SELECTED PASSAGE:
——————

Mayo 0-12 Sligo 0-10: ARE MAYO at last learning to win ugly? This was their first back-to-back title since the nearly years of 1996 and 1997 and as they trooped up the stony hill to the dressing rooms, the winning players looked satisfied and no more.
This Connacht final might have been dreadfully exciting at times but for long periods, it was just plain dreadful. The coaching impulse in James Horan, the winning manager and his Sligo counterpart Kevin Walsh, prompted them to bemoan the untidy statistics of dropped passes and poor decisions. But Mayo had the edge in quality as well as a big summer wind behind them during the tense last 10 minutes when they finally stepped up to claim their 43rd title.
The burly figure of Aidan O’Shea, who rumbled into the picture with 41 minutes gone, had a towering influence on this match.
For a few years, there was a question as to whether O’Shea’s child-star years in a minor shirt for Mayo would translate into the real thing. Under Horan’s watch, the Breaffy man has developed into a powerhouse of a midfielder.
He tossed Sligo men aside in the last half hour here, broke forward to lamp a big point and also sent Lee Keegan scampering onto a pass to fire the crucial score of the match.
O’Shea’s cameo was vital but the other Mayo midfielder Barry Moran was probably the pick of the players on show. Sligo couldn’t cope with his ability in the sky nor his mobility on the ground. He shot a second-half point for good measure and had a generally excellent game. Add the experience of Alan Dillon and Andy Moran to the mix – both landed fine second half scores – and the champions had the wherewithal to cope with the Sligo challenge.
Still, it was hardly in Mayo’s game plan to accrue just two points after 27 minutes of play. They started the game in strangely anxious fashion, as if bothered by a combination of the strong wind blowing towards the graveyard side of the ground and the general expectation that they would prevail.
They must have begun to wonder if it was going to be one of those days as freaky little things went against them in the first half.
After just eight minutes, Andy Moran coolly finished a Mayo goal but the slick Cillian O’Connor handpass he received from was whistled as a throw-ball. Seven minutes later Moran won a tough ball against Johnny Martyn and got goalside of the Sligo full-back but saw his fisted point clip the post and go wide.
On the half hour mark, Donal Vaughan wandered deep into Sligo country and tried to engineer a goal which was quickly snuffed out.
Sligo were up for this. Ross Donovan gave a performance redolent of his eye-catching debut season. The flame-haired Eastern Harps corner back seemed to pop up everywhere, stopping Jason Doherty in his tracks with an exquisitely timed shoulder and smothering a shot attempt with a brilliant, old fashioned block down shortly afterwards.
Sligo managed the best of the first-half attacks, with Adrian Marren chipping a fine point in the 21st minute to give them a 0-4 to 0-1 lead. Alan Costello made Mayo men wince with another of his long-range points and Johnny Martyn was perfectly positioned to block Barry Moran’s attempt on goal after 35 minutes.

——————

ROWS:
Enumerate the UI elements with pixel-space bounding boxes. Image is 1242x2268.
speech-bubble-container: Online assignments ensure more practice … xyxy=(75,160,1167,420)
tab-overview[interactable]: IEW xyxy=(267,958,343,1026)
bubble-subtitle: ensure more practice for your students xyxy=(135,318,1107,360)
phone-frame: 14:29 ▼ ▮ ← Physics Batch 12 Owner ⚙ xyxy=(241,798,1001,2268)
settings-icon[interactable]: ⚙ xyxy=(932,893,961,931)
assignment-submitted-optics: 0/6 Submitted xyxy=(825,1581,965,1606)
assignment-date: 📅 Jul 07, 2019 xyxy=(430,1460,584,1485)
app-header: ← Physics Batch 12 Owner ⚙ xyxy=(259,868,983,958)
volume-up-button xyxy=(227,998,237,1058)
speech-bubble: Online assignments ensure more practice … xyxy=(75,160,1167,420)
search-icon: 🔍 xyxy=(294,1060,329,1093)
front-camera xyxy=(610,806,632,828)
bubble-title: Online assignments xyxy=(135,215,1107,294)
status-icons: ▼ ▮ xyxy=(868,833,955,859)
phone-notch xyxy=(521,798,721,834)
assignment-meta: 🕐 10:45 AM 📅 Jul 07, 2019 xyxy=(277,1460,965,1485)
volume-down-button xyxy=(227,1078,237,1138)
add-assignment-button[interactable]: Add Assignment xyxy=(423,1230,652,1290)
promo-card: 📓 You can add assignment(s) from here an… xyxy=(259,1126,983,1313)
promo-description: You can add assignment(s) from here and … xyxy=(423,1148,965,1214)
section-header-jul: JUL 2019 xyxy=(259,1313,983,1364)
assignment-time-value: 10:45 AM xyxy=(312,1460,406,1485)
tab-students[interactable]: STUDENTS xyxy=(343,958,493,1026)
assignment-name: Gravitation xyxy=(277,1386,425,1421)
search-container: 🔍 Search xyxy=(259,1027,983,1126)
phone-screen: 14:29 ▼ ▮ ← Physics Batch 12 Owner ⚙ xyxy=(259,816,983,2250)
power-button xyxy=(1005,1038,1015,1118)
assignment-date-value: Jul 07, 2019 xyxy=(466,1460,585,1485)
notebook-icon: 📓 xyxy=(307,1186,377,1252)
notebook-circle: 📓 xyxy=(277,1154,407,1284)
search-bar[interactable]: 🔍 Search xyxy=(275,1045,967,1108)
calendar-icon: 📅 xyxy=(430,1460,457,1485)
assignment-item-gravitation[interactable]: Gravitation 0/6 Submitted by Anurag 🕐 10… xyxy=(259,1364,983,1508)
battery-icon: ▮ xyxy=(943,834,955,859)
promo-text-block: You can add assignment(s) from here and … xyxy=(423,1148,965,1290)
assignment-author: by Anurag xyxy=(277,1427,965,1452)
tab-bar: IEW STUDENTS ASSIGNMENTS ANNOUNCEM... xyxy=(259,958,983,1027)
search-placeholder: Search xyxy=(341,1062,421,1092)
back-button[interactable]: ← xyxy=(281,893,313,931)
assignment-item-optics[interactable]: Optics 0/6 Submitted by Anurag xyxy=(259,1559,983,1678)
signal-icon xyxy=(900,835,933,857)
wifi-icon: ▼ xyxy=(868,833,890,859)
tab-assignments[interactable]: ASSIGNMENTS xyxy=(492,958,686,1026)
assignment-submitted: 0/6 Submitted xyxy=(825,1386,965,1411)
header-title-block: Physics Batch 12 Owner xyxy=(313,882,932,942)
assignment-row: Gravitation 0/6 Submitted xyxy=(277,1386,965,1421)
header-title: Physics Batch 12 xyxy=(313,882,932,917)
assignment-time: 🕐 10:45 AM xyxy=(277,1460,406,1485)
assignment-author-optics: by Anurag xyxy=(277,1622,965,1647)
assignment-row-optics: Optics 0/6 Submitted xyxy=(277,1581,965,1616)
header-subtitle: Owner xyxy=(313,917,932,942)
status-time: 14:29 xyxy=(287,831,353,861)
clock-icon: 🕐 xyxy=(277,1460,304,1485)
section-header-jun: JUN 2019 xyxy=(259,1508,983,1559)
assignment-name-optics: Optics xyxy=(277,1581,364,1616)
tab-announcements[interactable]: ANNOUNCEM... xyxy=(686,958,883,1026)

——————

PROBLEM: Pick up the report on the Mayo–Sligo Connacht final after its last sentence and continue it.

RESPONSE TO THE EXERCISE:
In the second half, they found ways to keep their noses in front – with David Maye landing two frees from distance and Mark Breheny chipping an easy point.
But all of Sligo’s scores were hard-earned. David Kelly and Adrian Marren rarely had a chance to shine and Sligo needed to get Charlie Harrison on the ball more.
Yet the Mayo defence has become a stickier proposition in recent years. You pay if you run up blind alleys against them and they have a relentlessly wound-up half-back line – it was no coincidence that both wing backs were at hand to kick the scores which broke the Sligo resistance.
For an hour, Sligo made the gap between Division One and Three look negligible and when they review the tape of this match, they will find a baker’s dozen of small mistakes that could have made all the difference. Instead, the game will be reduced to the barest and most telling of statistics: Mayo collect title number 43 while Sligo remain stuck on three.
During that nervy first half, many thoughts must have turned to The Man Who Was Not There, particularly when the Mayo forwards struggled to locate the posts. But the arrival of O’Shea, Alan Freeman and the sight of Ronan McGarrity and Richie Feeney on the bench illustrated the strength in depth and by driving decisively to win the match, there was the sense that the Mortimer controversy will be left behind here in Hyde Park.
In a way, this was a perfect Connacht win for Mayo. They looked solid rather than in those summer days of old, when they have headed to Croke Park after spectacular local campaigns only to see a bonfire made of their vanities.
Hard weeks beckon on the training field between now and their next outing but it is mid-July and the Mayo men are right where they want to be.
MAYO:1 D Clarke; 2 K Keane, 3 G Cafferkey, 4 K Higgins; 7 C Boyle (0-1), 6 D Vaughan, 5 L Keegan (0-1); 8 B Moran (0-1), 9 D Geraghty (0-1); 10 K McLoughlin, 11 C O'Connor (0-3, two frees, one 45), 12 A Dillon (0-2); 13 E Varley (0-1, free), 14 A Moran (0-1), 15 J Doherty. Subs: 22 A O'Shea (0-1) for Geraghty (41 mins), 25 M Conroy for Varley (46 mins), 24 A Freeman for Doherty (60 mins). Yellow cards: Keegan (40 mins), B Moran (51, 70 mins), O'Connor (71 mins). Red card: B Moran (70 mins).
SLIGO:1 P Greene; 2 N Ewing, 3 J Martyn, 4 R Donovan; 5 C Harrison, 6 M Quinn, 7 P McGovern; 8 S McManus, 9 T Taylor; 13 M Breheny (0-2, two frees), 23 D Maye (0-2, one 45, one free), 12 B Egan; 10 A Costello (0-2, two frees), 14 A Marren (0-3 two frees), D Kelly (0-1). Subs: 24 E O'Hara for S McManus (46 mins), 17 E Mullen for T Taylor (59 mins), 26 S Coen for A Costello (63 mins), 19 J Davey for P McGovern (66 mins), 18 D Rooney for M Quinn (70 mins). Yellow cards: Maye (28 mins), Breheny (29 mins), O'Hara (51 mins), Kelly (60 mins)
Referee: C Reilly (Meath).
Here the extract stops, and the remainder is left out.